PROBLEM DETAILS: Copy out all the lines where "icon" shows up.
-- START OF MATERIAL SUPPLIED --
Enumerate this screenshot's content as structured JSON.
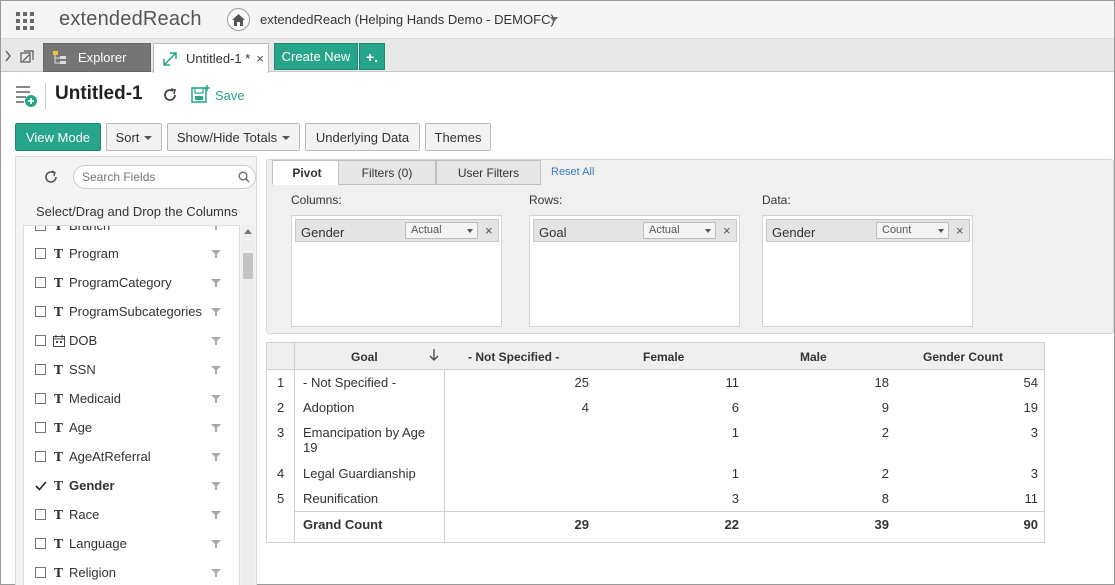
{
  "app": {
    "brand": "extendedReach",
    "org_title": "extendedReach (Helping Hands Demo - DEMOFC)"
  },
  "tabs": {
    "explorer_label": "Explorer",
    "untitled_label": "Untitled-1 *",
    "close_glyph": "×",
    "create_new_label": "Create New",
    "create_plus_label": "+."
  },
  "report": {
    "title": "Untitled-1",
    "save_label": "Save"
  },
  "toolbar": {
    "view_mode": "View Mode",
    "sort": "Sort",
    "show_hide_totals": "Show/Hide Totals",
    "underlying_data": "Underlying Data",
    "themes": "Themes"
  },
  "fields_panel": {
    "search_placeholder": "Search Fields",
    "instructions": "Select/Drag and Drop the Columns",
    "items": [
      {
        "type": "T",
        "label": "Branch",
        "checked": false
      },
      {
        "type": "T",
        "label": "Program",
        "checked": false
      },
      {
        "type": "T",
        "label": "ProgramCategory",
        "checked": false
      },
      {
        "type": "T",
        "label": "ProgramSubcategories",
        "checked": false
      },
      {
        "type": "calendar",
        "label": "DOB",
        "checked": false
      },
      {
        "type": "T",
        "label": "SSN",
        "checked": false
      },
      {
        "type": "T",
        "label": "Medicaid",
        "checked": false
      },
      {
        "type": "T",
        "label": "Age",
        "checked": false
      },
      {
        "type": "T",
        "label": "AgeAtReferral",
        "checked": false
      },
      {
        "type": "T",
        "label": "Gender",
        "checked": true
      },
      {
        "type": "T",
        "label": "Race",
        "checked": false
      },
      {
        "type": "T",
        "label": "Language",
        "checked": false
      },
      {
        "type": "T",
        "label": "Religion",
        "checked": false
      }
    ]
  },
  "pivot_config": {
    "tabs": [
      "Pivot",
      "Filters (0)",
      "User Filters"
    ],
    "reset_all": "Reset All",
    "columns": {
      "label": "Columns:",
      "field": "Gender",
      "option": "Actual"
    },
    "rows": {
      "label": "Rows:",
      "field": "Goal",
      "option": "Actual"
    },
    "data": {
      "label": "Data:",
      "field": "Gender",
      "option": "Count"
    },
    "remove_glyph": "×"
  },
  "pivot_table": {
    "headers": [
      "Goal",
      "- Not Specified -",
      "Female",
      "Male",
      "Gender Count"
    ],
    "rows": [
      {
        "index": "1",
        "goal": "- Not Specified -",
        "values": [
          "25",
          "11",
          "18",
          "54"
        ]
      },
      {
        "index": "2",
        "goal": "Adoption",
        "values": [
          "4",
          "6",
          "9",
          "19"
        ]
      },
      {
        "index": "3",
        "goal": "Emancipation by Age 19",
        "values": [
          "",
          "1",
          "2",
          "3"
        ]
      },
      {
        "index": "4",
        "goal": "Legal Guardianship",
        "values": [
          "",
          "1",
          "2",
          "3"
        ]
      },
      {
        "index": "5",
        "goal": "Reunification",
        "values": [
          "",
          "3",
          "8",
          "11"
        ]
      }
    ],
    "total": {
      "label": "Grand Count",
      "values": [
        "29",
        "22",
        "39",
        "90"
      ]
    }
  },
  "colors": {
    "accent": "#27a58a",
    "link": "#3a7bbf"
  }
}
-- END OF MATERIAL SUPPLIED --
-- START OF MATERIAL SUPPLIED --
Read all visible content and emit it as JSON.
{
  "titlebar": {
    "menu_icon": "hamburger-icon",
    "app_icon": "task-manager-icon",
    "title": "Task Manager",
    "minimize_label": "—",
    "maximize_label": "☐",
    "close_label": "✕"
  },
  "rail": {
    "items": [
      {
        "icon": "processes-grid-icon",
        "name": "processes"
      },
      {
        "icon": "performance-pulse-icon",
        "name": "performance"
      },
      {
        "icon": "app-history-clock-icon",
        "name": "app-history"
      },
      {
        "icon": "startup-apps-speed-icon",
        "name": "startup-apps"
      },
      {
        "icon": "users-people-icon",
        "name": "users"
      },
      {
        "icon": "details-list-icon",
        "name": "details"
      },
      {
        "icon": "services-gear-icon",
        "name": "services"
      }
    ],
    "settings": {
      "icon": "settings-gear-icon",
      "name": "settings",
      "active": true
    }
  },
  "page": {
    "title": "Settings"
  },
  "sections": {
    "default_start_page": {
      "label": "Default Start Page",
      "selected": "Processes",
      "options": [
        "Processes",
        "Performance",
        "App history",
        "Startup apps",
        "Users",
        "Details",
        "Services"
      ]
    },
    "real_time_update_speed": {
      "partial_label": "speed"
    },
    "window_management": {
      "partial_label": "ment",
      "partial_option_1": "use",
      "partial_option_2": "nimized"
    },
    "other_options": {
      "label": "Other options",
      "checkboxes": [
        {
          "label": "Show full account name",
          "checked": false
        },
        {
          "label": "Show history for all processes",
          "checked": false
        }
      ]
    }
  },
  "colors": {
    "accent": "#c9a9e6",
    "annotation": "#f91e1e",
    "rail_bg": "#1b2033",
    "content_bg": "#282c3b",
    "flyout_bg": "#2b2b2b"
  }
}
-- END OF MATERIAL SUPPLIED --
FINAL RESULT:
    "menu_icon": "hamburger-icon",
    "app_icon": "task-manager-icon",
        "icon": "processes-grid-icon",
        "icon": "performance-pulse-icon",
        "icon": "app-history-clock-icon",
        "icon": "startup-apps-speed-icon",
        "icon": "users-people-icon",
        "icon": "details-list-icon",
        "icon": "services-gear-icon",
      "icon": "settings-gear-icon",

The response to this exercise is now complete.